Locate all lines with the word "marker". Copy them.

Rows from a dataset

○ ○ ○ ○

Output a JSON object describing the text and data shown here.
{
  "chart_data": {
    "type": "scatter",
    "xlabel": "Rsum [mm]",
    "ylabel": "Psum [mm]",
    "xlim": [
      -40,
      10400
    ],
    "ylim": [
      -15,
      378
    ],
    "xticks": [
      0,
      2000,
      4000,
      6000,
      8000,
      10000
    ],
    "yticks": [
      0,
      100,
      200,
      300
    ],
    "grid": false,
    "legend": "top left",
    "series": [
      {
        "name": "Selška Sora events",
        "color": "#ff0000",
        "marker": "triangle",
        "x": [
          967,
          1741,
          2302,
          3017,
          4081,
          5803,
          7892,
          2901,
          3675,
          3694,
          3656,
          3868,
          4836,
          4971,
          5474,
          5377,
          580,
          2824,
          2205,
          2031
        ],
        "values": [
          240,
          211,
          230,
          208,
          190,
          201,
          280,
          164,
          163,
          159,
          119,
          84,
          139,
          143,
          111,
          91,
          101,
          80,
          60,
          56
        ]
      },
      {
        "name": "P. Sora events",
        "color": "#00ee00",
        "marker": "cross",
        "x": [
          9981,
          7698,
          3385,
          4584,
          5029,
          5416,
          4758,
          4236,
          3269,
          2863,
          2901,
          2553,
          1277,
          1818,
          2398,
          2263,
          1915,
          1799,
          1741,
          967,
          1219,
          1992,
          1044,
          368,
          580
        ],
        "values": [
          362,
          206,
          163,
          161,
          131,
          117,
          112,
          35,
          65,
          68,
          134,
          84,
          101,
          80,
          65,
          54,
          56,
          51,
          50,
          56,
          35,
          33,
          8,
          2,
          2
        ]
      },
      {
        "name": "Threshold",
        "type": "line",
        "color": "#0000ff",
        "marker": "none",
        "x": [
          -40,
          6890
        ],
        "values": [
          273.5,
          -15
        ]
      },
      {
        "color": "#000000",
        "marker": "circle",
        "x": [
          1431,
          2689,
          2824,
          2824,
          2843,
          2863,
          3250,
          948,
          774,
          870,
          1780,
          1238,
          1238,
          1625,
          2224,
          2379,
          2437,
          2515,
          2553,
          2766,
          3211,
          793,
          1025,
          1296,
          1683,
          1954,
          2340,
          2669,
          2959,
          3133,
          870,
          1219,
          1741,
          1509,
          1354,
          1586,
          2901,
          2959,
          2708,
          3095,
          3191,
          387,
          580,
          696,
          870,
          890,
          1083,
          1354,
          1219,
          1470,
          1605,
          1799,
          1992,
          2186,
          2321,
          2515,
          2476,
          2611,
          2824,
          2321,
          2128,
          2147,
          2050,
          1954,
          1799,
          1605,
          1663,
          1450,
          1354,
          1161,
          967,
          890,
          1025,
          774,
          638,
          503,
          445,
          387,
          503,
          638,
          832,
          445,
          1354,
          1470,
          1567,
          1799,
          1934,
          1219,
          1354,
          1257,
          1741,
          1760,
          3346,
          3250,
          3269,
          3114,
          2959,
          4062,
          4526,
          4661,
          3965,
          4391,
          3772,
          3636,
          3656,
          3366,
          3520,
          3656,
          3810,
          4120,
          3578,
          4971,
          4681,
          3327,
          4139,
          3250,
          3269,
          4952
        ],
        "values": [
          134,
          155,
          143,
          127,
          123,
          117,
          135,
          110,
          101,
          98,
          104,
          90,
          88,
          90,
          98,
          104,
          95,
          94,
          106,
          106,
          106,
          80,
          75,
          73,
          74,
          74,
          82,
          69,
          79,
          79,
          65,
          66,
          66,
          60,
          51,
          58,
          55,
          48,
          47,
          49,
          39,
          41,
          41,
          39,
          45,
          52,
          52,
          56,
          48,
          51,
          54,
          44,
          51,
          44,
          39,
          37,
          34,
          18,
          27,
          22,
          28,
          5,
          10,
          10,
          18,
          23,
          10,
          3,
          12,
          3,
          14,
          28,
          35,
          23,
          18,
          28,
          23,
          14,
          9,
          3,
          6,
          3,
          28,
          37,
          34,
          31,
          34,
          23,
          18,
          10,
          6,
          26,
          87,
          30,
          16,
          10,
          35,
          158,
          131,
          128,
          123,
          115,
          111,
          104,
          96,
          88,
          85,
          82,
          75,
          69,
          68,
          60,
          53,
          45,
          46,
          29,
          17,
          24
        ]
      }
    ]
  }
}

○ ○ ○ ○

• Solution for this problem:
        "marker": "triangle",
        "marker": "cross",
        "marker": "none",
        "marker": "circle",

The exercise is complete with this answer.